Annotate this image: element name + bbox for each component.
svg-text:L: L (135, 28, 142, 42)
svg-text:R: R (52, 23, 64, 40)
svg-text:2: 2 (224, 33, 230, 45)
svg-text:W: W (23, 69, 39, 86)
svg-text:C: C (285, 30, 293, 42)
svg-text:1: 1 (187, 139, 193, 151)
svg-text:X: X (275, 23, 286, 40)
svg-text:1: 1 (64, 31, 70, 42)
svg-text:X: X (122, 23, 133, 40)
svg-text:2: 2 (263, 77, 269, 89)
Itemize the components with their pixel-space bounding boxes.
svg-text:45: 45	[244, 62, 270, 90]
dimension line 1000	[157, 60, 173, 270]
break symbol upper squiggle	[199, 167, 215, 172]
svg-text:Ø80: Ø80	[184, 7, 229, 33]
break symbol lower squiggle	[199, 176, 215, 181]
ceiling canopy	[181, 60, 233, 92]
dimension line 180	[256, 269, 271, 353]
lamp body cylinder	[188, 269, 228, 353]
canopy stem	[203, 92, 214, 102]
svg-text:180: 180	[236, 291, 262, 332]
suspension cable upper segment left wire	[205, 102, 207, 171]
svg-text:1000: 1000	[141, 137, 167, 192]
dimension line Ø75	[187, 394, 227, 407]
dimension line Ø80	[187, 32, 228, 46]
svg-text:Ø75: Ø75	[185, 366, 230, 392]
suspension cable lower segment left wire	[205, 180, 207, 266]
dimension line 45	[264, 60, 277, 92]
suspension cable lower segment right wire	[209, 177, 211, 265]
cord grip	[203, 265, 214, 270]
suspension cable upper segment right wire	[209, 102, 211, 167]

** Given task **
Rewrite all the lines above, replacing every "suspension cable" with "hanging cable" and leaving everything else unchanged.

** Full output **
Annotate this image: element name + bbox for each component.
svg-text:L: L (135, 28, 142, 42)
svg-text:R: R (52, 23, 64, 40)
svg-text:2: 2 (224, 33, 230, 45)
svg-text:W: W (23, 69, 39, 86)
svg-text:C: C (285, 30, 293, 42)
svg-text:1: 1 (187, 139, 193, 151)
svg-text:X: X (275, 23, 286, 40)
svg-text:1: 1 (64, 31, 70, 42)
svg-text:X: X (122, 23, 133, 40)
svg-text:2: 2 (263, 77, 269, 89)
Itemize the components with their pixel-space bounding boxes.
svg-text:45: 45	[244, 62, 270, 90]
dimension line 1000	[157, 60, 173, 270]
break symbol upper squiggle	[199, 167, 215, 172]
svg-text:Ø80: Ø80	[184, 7, 229, 33]
break symbol lower squiggle	[199, 176, 215, 181]
ceiling canopy	[181, 60, 233, 92]
dimension line 180	[256, 269, 271, 353]
lamp body cylinder	[188, 269, 228, 353]
canopy stem	[203, 92, 214, 102]
svg-text:180: 180	[236, 291, 262, 332]
hanging cable upper segment left wire	[205, 102, 207, 171]
svg-text:1000: 1000	[141, 137, 167, 192]
dimension line Ø75	[187, 394, 227, 407]
dimension line Ø80	[187, 32, 228, 46]
svg-text:Ø75: Ø75	[185, 366, 230, 392]
hanging cable lower segment left wire	[205, 180, 207, 266]
dimension line 45	[264, 60, 277, 92]
hanging cable lower segment right wire	[209, 177, 211, 265]
cord grip	[203, 265, 214, 270]
hanging cable upper segment right wire	[209, 102, 211, 167]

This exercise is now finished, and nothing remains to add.